Алексей Максимович улыбнулся и спросил вместо ответа:
— Ас кем, между прочим, вы в своей Алуште отводите душу — говорите о литературе?
— Никогда не приходилось мне там ни с кем говорить на литературные темы. А в последнее время я уж там и не бываю, так как подыматься оттуда обратно к себе на гору мне стало трудновато в мои почтенные годы.
— Вот поэтому-то вас там никто и не знает, в чем я убедился на опыте!..
…В полдень на двух автомобилях отправились на Ай-Петри. Шоссе, ведущее на вершину этой горы, весьма прихотливо вьется в густом сосновом лесу, и Горький говорил, оглядываясь по сторонам:
— Эх, за границей на подобной горе сплошь бы санатории стояли! Будут, конечно, и у нас тут тоже санатории со временем!
…Картины, открывавшиеся во все стороны с Ай-Петри, естественно, привели к разговору о живописи, и оказалось, что Алексей Максимович большой знаток итальянской живописи эпохи Возрождения и более поздней. Он, видимо, часто бывал в картинохранилищах Неаполя и Рима, так как говорил о них особенно подробно, но в то же время упоминал о всех наиболее выдающихся произведениях кисти, хранившихся в Венеции, Флоренции, Милане».
С Ай-Петри Горький и Ценский поехали в Суук-Су в дом отдыха, пообедали там и затем вернулись в гостиницу «Марино». Весь остаток дня и вечер они провели вместе.
И снова говорили о делах литературных.
— Мне очень понравилось, Алексей Максимович, что вы поставили Лескова на надлежащее ему место. Гордость это наша, классик русской литературы, — говорил Сергей Николаевич. — Доброе вы дело сделали, и за это народ вам спасибо скажет. А то, знаете, ведь что получается: так называемая «передовая» критика наша его совершенно затеряла при его жизни и не вспоминала после смерти. Между прочим, такова судьба не только Лескова. А Чехов, а Фет?.. А что касается молодых современных писателей, то тут я с вами не всегда могу согласиться: многих вы переоцениваете.
— Это вы насчет Фадеева и Гладкова? — заулыбался Горький, вспомнив письмо Ценского.
— Нет, почему же, Фадеев, несомненно, талантливый человек. Я ведь о чем говорил: больно уж много его хвалят, и это меня настораживает — не захвалили бы. И Гладков талантлив, не отрицаю. Хотя я и не разделяю ваших восторгов по поводу его «Цемента». Может, я и ошибаюсь.

-- ПРИЛОЖЕННЫЙ ПЕРЕЧЕНЬ --
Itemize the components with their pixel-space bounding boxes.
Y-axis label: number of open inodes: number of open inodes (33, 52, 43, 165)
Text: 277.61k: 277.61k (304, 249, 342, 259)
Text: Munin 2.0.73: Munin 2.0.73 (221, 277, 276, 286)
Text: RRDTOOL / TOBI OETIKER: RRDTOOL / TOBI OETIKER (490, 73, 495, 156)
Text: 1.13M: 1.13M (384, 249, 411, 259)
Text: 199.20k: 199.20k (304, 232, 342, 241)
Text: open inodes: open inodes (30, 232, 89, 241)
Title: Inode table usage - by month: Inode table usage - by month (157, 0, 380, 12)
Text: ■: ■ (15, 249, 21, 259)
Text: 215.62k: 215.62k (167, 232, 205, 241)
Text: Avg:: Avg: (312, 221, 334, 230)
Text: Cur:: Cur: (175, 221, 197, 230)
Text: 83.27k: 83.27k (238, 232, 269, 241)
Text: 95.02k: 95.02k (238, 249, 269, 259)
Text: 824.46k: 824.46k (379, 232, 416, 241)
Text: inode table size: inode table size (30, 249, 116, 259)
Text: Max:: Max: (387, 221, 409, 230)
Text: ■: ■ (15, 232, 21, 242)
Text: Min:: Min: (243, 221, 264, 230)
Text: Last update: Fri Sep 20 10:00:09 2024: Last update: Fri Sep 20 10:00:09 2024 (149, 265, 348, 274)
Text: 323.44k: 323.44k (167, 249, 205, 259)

-- ЗАДАНИЯ ДЛЯ ВЫПОЛНЕНИЯ --
a – Соответствуют ли тексту о встрече Горького и Ценского следующие утверждения? (i) На Ай-Петри отправились в полдень на двух автомобилях. (ii) Ценский считал Фадеева человеком без таланта. (iii) После поездки на Ай-Петри Горький и Ценский пообедали в гостинице «Марино». Для каждого ответьте «да» или «нет» и приведите решающие слова текста в виде точной цитаты.
b – Продолжите текст о встрече Горького и Ценского, начав сразу после последней реплики Сергея Николаевича.
Перечень для работы не понадобится.

-- ОТВЕТЫ К ЗАДАНИЯМ --
a –
(i) Да: «В полдень на двух автомобилях отправились на Ай-Петри».
(ii) Нет: «Фадеев, несомненно, талантливый человек».
(iii) Нет: «поехали в Суук-Су в дом отдыха, пообедали там и затем вернулись в гостиницу «Марино»».

b –
— Вы слишком строги, Сергей Николаевич. В каждом молодом писателе вы хотите видеть готового художника. Потому, должно быть, вы и Олешу так строго осудили в своем письме.
— Помилуйте, Алексей Максимович. Я ведь писал вам только о его «Зависти». Ну, ей-богу, это же сущий бред. И своего там ничего нет, — так: помесь Булгакова, автора «Дьяволиады», с Дмитрием Крачковским. И не то что мне не нравится его польская манера письма — это бы еще полбеды. Но объясните мне, о чем эта вздорная вещь. Зависть кого и к кому и зачем?
— Будем снисходительны, Сергей Николаевич, — добродушно отвечал Горький. — Будем расценивать слабости молодых как «болезнь роста».
— И не будем их преждевременно ставить на пьедестал гениев, — продолжил в тон Сергей Николаевич. — Меня, между прочим, коробит барабанный бой, с которым критика наша венчает лаврами Бабеля. Один известный критик в печати поставил Бабеля гораздо выше Льва Толстого. Так и написал: «Гораздо выше Льва Толстого». Как хотите, Алексей Максимович, а это или невежество, или просто кощунство.
— А может, и не то и не другое, — снисходительно отозвался Горький. — Известный критик просто ошибся, написал глупость. Стоит ли на это обращать внимание?
Горький в этот день был настроен благодушно.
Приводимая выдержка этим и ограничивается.